■ WRITTEN REQUEST ■
Collect every line of the records below that contains the word "Термометр".
##### DATASET RECORDS #####
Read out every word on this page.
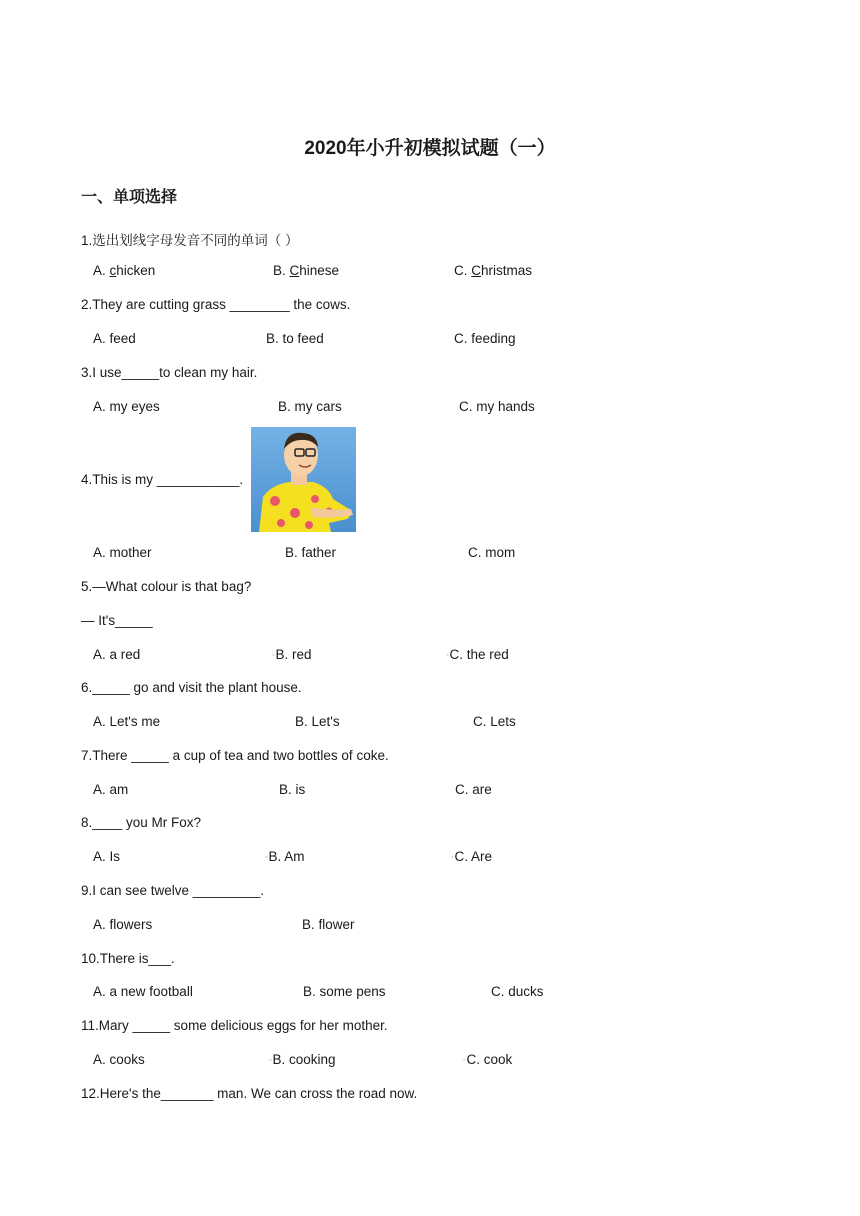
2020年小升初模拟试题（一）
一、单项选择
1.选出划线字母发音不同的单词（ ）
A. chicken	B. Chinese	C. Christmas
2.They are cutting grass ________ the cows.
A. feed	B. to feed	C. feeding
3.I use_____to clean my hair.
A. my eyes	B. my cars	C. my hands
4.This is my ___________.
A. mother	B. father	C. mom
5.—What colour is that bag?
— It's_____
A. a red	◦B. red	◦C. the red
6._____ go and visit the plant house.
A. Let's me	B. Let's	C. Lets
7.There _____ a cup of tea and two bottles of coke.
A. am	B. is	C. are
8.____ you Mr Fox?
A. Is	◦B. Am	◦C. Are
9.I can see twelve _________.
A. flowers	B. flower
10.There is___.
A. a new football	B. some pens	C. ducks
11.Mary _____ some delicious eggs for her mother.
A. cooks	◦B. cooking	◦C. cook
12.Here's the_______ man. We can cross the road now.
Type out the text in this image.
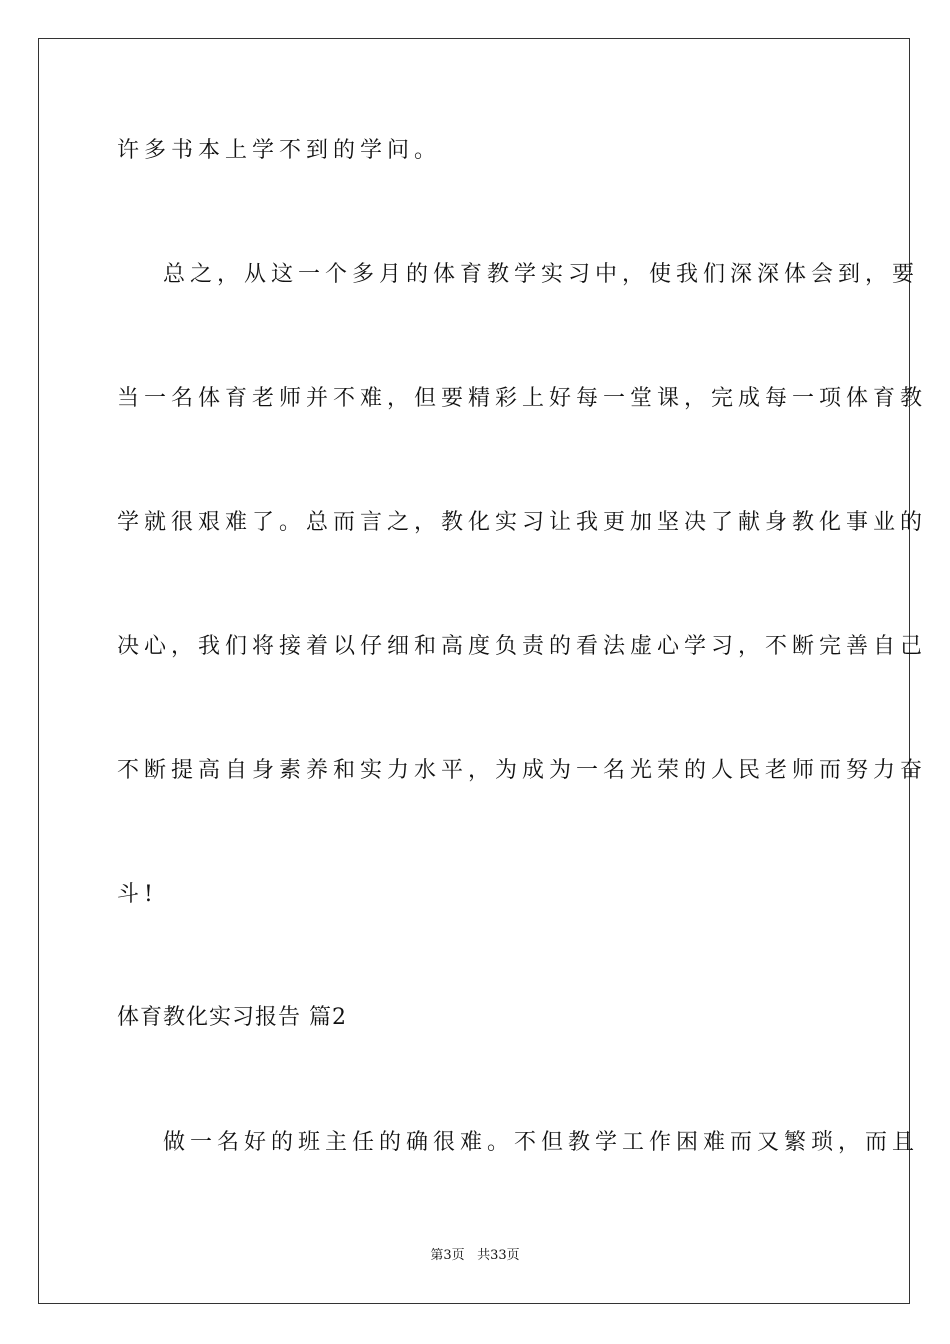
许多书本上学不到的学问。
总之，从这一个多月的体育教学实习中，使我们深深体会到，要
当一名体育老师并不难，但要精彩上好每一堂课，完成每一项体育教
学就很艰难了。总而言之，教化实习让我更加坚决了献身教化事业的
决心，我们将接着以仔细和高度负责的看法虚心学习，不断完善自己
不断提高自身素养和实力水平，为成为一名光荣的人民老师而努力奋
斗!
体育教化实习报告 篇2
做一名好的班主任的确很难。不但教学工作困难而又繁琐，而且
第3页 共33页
#####
##### DATASET RECORDS #####
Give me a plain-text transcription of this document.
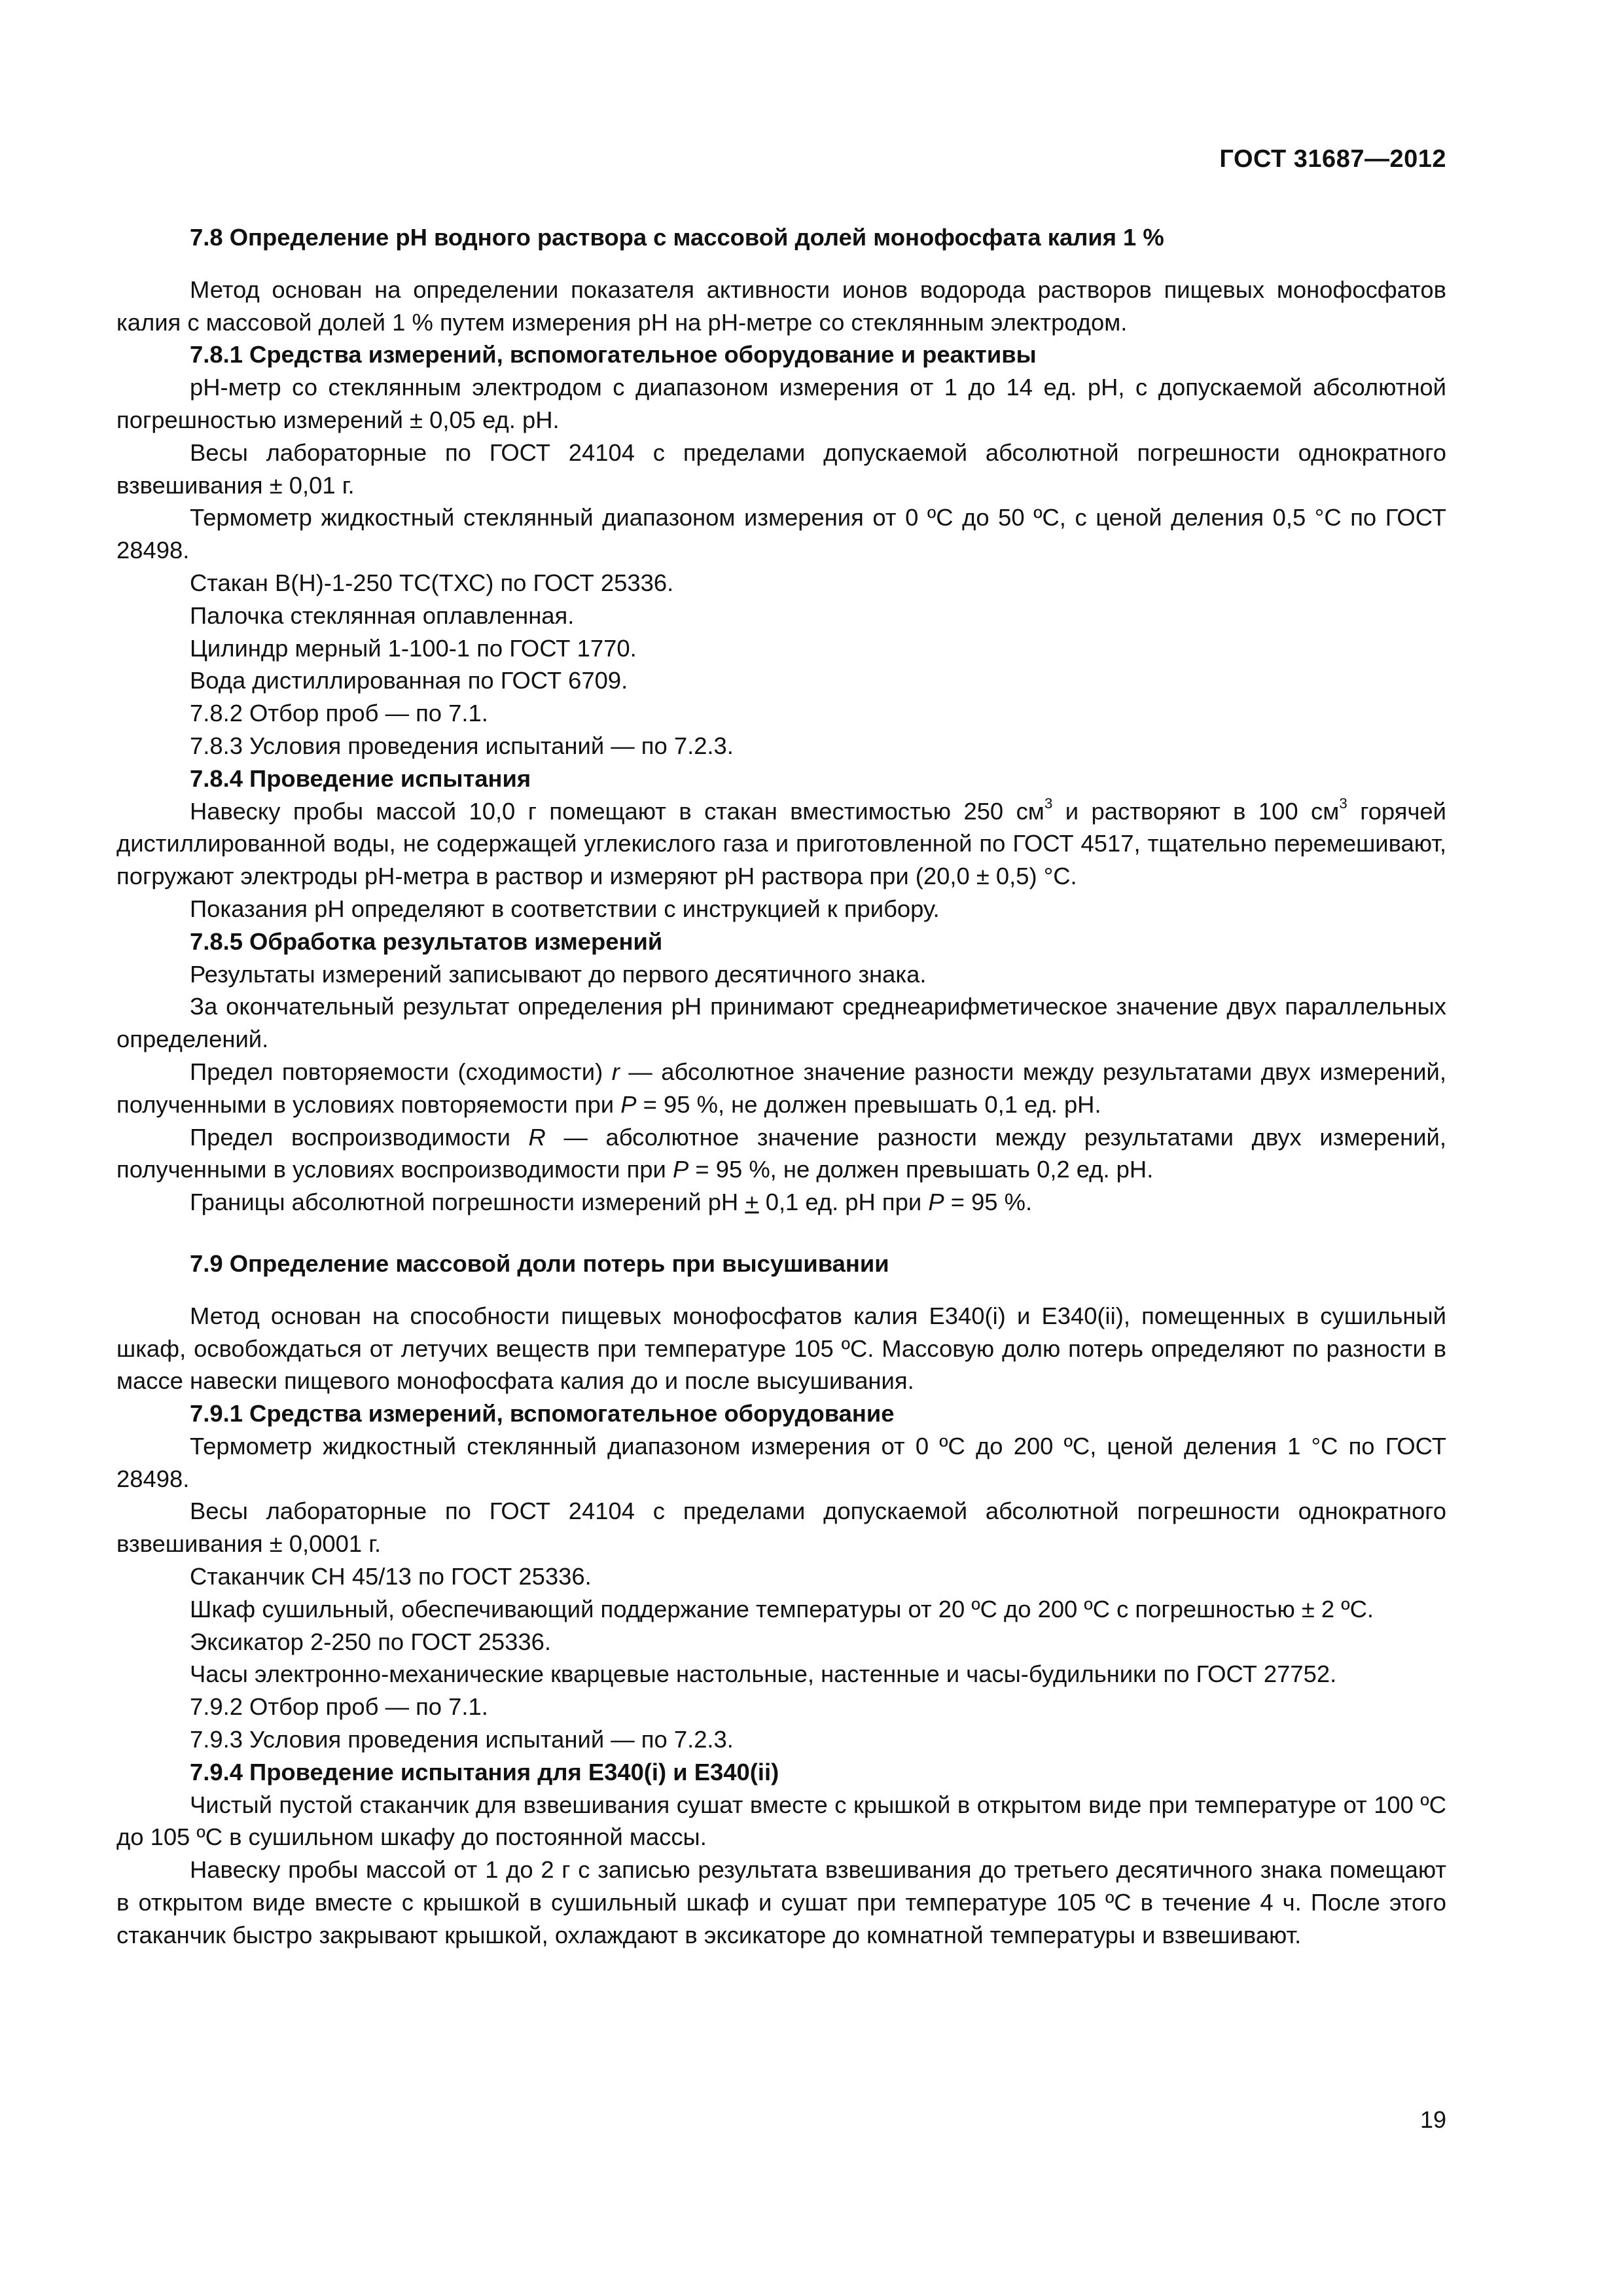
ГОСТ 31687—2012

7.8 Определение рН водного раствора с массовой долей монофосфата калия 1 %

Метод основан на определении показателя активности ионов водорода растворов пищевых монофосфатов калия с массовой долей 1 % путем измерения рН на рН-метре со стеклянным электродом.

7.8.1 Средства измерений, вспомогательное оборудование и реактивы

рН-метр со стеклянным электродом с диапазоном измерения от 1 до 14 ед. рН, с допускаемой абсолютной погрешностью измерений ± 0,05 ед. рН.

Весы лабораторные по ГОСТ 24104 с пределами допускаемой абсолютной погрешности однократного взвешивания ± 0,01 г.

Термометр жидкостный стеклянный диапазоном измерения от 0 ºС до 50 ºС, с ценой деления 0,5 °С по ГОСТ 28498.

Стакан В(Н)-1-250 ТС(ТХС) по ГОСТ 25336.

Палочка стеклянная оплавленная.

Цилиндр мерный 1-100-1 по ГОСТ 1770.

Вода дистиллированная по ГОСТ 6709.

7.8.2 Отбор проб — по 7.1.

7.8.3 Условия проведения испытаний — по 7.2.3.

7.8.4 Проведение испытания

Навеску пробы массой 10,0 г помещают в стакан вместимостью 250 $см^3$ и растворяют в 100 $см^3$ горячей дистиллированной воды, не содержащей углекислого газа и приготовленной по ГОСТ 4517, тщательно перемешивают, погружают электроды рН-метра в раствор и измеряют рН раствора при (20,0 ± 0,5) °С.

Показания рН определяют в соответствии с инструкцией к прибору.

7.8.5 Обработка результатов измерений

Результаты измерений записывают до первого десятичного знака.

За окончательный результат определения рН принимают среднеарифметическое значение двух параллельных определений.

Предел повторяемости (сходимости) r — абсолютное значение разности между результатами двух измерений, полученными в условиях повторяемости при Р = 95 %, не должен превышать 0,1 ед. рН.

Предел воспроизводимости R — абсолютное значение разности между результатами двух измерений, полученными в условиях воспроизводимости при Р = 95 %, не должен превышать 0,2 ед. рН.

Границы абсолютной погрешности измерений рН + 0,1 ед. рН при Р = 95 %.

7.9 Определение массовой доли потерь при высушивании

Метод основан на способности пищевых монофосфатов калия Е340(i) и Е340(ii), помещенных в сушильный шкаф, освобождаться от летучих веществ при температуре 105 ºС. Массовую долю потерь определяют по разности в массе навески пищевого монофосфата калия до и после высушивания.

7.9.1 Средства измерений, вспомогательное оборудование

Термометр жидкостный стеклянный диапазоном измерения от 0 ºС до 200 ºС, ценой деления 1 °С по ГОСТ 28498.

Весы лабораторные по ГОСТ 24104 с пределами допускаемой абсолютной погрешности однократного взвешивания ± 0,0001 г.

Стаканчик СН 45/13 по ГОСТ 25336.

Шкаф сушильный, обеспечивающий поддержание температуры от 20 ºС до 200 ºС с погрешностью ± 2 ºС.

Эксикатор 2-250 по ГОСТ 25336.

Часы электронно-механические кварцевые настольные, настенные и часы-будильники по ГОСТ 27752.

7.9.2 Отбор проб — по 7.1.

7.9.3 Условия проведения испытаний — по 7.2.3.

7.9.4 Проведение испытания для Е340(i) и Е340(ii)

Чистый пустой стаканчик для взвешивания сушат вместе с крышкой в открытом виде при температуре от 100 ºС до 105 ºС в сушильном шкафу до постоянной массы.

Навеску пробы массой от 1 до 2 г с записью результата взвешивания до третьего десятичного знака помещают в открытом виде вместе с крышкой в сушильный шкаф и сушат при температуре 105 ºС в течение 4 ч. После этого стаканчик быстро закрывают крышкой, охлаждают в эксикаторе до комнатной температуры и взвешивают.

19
#####
■ ANSWER TO THIS TASK ■
Термометр жидкостный стеклянный диапазоном измерения от 0 ºС до 50 ºС, с ценой деления 0,5 °С по ГОСТ 28498.
Термометр жидкостный стеклянный диапазоном измерения от 0 ºС до 200 ºС, ценой деления 1 °С по ГОСТ 28498.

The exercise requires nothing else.